Provided passage ::
Fighting Back Against the Trust Fund Recovery Penalty

When it comes to unpaid payroll taxes, the IRS is relentless. The Trust Fund Recovery Penalty (TFRP) is their most potent weapon in recovering these funds—and they don’t just target the business. They go after individuals, and they’re not subtle about it. If you’re responsible for managing payroll, you could find yourself in the crosshairs. Even worse, the IRS has become more aggressive in enforcing these penalties, making it clear that ignorance is no defense.

Personal Liability Under the TFRP

The Trust Fund Recovery Penalty doesn’t stop at the business entity. It reaches into the pockets of anyone who has control over payroll. The IRS can—and will—hold you personally liable if you fail to remit payroll taxes. This includes business owners, CFOs, payroll managers, and even third-party payroll service providers. If you’re the person responsible for collecting, accounting for, or paying those taxes, you’re on the hook.

Willful Non-Compliance

The IRS doesn’t hand out the TFRP lightly. They require proof of willfulness. But make no mistake—“willful” doesn’t mean you had to intend to defraud the government. It simply means you knew the payroll taxes were due and chose not to pay them. If you decided to pay rent, utilities, or vendors instead of the IRS, that’s willful non-compliance in their eyes.

Set tasks ::
• A. In one to three sentences, explain why the payroll tax penalty text says that paying rent, utilities, or vendors instead of the IRS counts as willful non-compliance.
• B. From the payroll tax penalty text, set down word for word the passage that begins at the words "When it comes" and stops after "is no defense.".
The items that come next have nothing to do with the payroll tax penalty text.

Items ::

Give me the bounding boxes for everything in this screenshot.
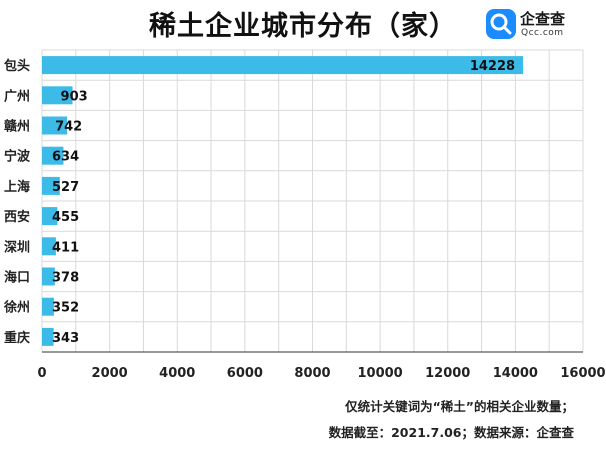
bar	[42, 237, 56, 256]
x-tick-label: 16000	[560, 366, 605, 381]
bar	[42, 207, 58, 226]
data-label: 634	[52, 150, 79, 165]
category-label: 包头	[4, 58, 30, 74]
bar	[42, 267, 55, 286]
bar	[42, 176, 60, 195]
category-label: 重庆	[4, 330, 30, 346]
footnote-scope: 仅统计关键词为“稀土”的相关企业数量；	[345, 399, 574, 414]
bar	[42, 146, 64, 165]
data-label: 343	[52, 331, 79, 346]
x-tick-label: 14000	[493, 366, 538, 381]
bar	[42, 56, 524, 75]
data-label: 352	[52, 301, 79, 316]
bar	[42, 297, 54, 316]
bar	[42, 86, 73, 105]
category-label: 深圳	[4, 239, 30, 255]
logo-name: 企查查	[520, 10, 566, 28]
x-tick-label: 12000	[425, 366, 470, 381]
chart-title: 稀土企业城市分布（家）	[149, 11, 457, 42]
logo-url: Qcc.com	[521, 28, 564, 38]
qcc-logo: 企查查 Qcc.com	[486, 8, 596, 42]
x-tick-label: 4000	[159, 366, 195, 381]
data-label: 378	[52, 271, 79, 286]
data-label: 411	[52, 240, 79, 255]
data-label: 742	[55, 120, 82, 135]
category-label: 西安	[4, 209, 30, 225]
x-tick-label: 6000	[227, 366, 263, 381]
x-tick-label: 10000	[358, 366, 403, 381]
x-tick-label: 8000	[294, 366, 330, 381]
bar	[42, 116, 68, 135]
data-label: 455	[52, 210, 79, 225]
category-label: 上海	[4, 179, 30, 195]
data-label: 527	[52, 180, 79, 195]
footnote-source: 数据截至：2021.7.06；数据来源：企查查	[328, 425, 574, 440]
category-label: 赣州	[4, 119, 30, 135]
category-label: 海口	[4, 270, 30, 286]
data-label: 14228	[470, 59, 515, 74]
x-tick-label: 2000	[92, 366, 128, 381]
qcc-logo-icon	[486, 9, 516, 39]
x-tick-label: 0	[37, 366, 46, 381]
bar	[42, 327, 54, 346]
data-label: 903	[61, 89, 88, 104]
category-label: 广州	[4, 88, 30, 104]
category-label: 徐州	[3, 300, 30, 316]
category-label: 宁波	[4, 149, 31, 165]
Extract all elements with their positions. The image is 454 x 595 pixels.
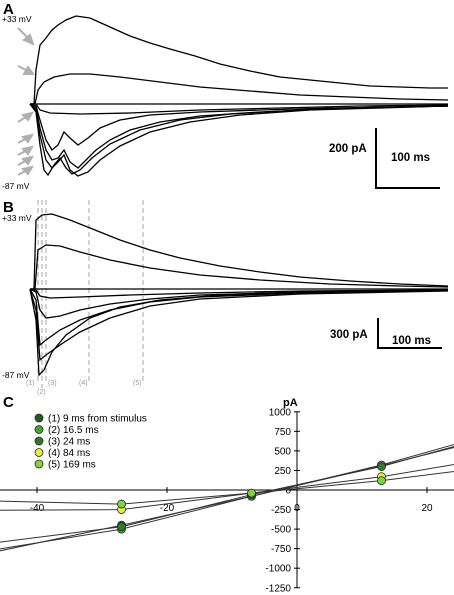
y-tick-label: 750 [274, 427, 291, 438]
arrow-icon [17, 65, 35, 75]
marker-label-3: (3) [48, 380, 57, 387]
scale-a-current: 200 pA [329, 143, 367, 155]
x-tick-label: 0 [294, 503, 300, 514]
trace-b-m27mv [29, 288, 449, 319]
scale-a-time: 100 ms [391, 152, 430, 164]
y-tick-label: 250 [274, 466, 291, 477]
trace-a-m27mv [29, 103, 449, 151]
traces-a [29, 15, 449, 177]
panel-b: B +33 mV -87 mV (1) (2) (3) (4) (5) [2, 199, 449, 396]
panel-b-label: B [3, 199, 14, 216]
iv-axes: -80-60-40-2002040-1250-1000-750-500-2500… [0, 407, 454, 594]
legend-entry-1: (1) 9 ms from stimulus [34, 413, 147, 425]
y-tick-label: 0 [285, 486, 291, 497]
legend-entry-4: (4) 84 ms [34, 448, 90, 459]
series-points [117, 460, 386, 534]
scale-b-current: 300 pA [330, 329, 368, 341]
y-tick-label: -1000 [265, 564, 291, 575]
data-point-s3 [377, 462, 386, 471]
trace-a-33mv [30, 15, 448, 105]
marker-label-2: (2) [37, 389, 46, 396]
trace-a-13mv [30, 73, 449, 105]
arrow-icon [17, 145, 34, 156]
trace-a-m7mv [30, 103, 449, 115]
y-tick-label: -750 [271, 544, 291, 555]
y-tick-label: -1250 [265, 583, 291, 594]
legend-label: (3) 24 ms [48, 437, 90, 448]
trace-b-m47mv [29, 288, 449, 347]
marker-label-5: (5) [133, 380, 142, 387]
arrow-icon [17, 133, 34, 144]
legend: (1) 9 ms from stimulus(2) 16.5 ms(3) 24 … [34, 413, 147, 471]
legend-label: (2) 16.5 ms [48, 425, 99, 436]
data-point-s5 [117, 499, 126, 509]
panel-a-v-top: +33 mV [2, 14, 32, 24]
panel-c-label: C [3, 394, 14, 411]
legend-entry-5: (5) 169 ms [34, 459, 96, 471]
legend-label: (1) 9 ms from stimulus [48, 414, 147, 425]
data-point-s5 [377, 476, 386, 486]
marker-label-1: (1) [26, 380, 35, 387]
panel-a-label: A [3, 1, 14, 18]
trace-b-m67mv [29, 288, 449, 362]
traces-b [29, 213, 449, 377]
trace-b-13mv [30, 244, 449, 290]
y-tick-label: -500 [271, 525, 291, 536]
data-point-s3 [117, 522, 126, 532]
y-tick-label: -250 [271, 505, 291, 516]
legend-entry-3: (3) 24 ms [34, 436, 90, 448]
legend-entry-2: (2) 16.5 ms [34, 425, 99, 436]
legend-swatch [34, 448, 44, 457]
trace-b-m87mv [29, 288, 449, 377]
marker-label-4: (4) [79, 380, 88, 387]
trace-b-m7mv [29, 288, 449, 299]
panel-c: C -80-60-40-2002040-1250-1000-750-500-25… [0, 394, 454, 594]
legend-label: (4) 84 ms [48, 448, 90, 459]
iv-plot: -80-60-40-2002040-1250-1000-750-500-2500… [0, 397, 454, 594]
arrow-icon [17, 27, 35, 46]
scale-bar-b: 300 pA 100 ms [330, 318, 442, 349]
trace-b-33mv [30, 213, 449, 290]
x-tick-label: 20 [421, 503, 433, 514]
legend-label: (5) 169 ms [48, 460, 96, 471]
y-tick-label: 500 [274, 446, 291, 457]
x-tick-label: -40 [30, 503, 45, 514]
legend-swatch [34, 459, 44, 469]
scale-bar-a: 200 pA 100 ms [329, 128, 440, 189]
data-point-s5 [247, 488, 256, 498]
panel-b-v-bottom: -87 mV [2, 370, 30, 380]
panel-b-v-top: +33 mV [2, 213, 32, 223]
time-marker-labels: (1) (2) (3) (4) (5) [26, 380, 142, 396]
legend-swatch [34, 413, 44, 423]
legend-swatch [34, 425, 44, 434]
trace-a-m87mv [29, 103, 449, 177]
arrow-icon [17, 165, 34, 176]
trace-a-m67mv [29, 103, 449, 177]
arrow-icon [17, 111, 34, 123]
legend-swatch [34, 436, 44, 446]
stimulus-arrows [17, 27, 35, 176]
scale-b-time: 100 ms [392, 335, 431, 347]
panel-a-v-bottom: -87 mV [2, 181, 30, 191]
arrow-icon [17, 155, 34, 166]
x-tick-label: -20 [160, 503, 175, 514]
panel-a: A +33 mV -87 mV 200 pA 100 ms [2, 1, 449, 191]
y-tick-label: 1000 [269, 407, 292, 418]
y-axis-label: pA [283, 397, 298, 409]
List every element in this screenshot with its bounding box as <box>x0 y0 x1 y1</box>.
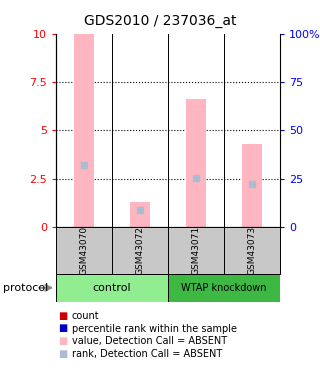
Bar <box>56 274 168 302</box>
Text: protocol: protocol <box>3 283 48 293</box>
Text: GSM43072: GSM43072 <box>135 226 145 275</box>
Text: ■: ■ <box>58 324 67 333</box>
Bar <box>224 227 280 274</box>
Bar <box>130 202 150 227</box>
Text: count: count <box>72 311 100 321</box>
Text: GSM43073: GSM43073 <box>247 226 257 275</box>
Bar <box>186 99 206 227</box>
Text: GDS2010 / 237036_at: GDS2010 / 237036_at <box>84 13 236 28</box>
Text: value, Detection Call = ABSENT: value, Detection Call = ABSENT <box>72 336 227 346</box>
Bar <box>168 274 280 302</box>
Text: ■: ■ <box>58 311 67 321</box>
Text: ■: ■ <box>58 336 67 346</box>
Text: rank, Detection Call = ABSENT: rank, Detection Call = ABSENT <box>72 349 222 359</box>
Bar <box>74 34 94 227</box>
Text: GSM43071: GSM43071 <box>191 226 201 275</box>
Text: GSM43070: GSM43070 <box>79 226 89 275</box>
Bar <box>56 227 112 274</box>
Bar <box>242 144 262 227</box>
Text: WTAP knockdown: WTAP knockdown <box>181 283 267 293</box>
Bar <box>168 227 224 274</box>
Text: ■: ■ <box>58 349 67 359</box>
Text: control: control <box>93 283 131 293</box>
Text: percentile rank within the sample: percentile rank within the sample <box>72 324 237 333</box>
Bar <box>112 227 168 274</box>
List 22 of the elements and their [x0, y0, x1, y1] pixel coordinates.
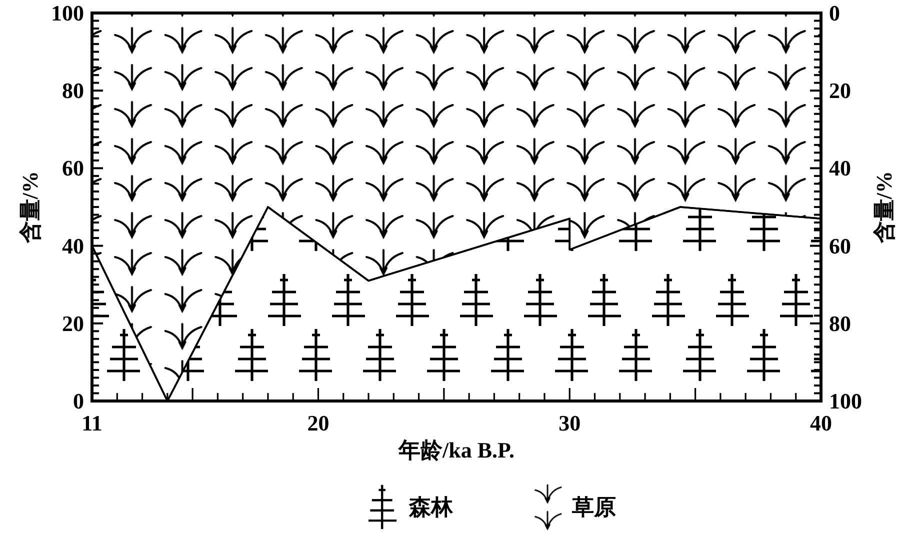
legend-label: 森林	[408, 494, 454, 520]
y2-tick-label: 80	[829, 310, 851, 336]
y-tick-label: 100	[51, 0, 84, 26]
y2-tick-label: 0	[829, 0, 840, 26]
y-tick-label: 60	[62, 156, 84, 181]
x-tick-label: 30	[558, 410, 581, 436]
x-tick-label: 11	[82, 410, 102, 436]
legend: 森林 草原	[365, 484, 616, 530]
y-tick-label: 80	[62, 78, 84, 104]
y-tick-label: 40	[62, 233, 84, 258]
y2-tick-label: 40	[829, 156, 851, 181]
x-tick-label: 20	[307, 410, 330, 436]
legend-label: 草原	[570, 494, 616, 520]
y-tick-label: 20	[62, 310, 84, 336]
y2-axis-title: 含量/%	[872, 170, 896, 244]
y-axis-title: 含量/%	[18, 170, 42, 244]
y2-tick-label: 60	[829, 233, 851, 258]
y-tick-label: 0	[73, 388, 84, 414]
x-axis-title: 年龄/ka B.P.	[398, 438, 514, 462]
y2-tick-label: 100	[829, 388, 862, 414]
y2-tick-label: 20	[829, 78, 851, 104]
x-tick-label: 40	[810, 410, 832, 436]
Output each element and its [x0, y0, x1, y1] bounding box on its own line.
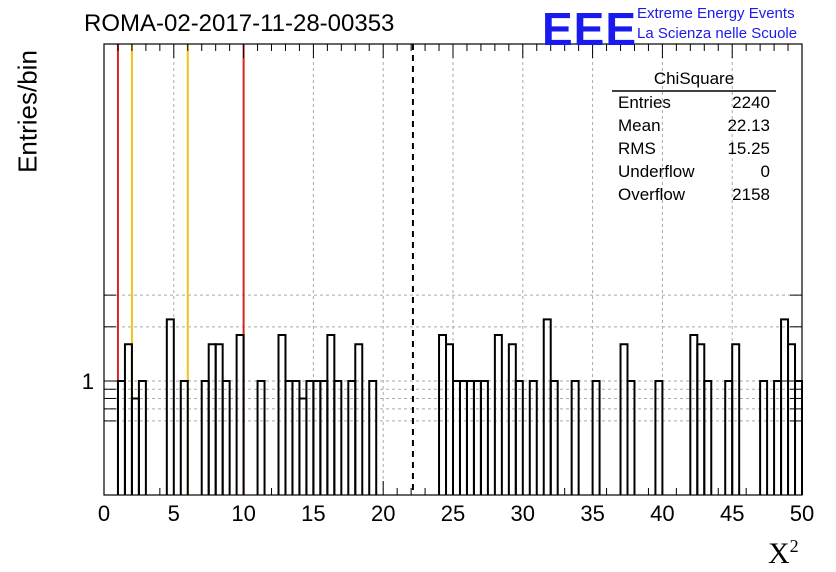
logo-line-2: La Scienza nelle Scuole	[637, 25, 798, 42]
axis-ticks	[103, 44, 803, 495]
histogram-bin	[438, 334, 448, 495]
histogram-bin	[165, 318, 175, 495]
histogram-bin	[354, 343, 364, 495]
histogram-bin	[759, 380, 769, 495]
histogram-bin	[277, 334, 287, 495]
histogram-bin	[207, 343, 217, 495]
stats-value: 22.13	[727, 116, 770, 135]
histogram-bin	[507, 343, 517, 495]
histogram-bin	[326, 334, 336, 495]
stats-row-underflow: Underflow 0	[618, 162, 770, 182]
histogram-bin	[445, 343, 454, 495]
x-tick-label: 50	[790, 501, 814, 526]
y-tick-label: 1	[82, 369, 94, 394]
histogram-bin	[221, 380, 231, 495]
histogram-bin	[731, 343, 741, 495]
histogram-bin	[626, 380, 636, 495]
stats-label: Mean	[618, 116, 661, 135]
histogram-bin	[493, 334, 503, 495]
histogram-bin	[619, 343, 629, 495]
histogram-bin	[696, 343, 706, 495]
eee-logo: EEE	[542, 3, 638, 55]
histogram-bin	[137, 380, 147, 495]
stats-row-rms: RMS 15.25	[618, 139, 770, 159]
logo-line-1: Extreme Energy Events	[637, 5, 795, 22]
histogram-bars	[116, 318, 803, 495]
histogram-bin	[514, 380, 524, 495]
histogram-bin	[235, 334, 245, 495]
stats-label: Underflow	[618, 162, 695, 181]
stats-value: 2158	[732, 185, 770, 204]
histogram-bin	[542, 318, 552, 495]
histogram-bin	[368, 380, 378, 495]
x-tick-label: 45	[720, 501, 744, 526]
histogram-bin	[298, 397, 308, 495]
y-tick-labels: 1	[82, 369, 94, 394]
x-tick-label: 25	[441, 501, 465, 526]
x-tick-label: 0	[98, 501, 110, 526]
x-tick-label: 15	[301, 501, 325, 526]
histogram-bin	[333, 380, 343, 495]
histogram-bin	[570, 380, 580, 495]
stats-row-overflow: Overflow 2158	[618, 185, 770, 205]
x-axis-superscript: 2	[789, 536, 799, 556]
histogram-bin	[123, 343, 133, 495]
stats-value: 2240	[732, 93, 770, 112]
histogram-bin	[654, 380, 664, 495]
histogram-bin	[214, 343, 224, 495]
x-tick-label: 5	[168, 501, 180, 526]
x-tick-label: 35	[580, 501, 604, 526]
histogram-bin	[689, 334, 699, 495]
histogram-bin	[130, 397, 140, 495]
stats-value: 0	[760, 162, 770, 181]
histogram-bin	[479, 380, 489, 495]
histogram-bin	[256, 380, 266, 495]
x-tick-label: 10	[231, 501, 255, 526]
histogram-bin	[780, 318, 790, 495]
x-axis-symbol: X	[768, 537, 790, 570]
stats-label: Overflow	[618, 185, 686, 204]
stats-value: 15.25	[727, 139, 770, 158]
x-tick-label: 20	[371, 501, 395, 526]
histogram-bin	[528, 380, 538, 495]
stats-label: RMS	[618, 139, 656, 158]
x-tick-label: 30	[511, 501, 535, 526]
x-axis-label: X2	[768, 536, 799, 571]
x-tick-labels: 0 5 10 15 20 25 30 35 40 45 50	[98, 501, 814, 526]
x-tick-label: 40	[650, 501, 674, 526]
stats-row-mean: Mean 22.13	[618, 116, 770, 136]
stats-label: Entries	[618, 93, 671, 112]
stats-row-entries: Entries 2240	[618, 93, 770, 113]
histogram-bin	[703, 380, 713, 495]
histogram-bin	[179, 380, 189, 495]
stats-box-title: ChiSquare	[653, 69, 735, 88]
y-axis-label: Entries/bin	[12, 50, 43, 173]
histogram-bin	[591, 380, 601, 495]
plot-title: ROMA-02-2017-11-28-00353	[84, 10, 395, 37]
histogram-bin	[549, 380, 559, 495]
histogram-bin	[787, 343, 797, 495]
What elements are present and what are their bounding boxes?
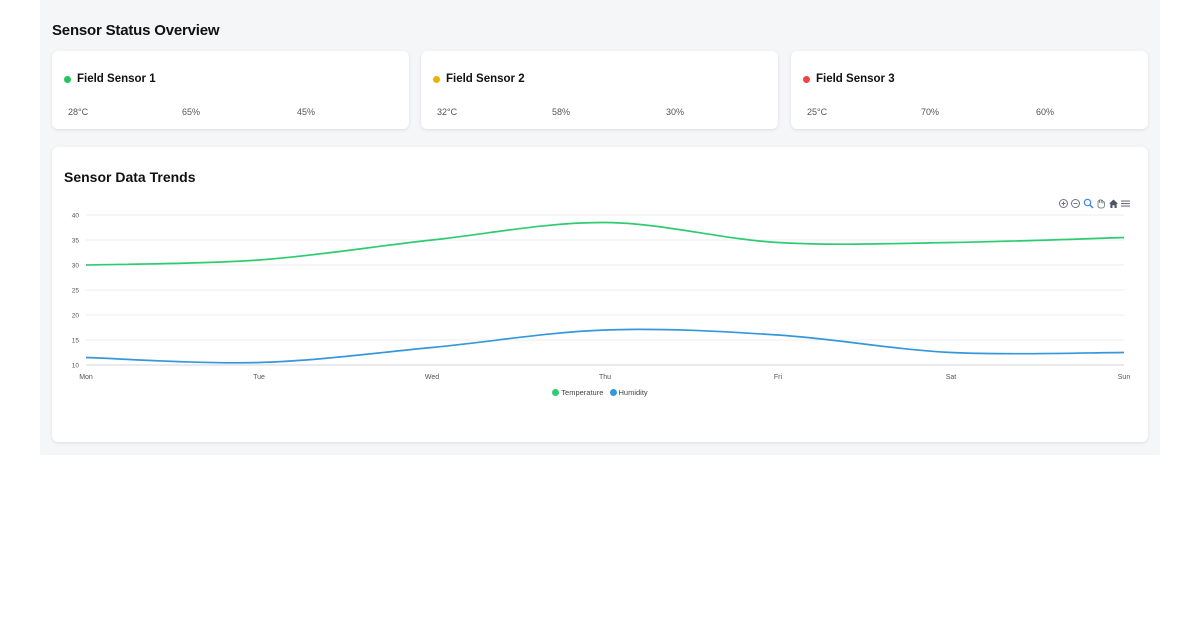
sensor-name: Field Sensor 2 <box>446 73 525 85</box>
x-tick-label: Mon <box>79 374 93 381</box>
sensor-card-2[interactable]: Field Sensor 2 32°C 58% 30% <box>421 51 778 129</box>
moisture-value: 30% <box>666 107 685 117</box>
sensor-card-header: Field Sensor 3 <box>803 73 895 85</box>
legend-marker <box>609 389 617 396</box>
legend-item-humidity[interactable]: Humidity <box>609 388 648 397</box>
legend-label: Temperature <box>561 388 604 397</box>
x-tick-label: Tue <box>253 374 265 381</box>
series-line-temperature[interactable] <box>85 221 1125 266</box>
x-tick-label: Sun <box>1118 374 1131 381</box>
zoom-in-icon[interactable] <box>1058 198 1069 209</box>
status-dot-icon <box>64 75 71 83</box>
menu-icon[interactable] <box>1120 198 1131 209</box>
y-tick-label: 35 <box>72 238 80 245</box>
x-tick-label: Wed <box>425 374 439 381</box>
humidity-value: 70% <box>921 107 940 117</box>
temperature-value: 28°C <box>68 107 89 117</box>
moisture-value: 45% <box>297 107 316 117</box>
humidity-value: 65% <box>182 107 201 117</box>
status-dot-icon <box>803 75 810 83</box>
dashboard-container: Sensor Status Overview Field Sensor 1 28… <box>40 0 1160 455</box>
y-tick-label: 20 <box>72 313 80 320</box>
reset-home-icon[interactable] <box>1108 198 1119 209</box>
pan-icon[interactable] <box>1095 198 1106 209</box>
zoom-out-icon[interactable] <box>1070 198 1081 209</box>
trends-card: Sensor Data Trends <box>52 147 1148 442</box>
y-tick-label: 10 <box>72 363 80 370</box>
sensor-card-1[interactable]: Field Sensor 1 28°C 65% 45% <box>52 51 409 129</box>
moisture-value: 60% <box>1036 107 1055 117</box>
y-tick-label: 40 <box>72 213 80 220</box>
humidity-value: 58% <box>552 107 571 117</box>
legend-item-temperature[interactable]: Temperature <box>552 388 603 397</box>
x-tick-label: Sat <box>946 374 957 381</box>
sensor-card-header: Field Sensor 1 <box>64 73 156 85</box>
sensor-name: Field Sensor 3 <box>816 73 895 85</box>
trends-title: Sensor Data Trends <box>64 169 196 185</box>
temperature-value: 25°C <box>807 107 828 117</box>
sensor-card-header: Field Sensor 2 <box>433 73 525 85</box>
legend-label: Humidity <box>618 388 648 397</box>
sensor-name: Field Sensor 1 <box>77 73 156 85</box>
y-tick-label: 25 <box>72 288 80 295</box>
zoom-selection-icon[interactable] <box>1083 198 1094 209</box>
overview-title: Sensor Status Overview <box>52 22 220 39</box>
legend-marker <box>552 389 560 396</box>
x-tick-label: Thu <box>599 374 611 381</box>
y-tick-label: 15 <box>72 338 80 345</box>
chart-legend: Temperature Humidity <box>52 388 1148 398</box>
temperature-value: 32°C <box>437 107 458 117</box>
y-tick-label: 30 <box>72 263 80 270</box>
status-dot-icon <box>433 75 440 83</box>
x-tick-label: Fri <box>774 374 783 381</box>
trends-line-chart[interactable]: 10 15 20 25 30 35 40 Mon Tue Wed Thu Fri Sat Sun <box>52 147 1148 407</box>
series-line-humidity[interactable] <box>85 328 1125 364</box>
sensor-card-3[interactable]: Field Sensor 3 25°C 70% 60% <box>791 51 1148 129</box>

Written responses ::
• A. Under the TFRP, "willful" does not require any intent to defraud the government. It only means knowing the payroll taxes were due and choosing not to pay them. Paying other bills instead of the IRS is that kind of knowing choice.

• B.
When it comes to unpaid payroll taxes, the IRS is relentless. The Trust Fund Recovery Penalty (TFRP) is their most potent weapon in recovering these funds—and they don’t just target the business. They go after individuals, and they’re not subtle about it. If you’re responsible for managing payroll, you could find yourself in the crosshairs. Even worse, the IRS has become more aggressive in enforcing these penalties, making it clear that ignorance is no defense.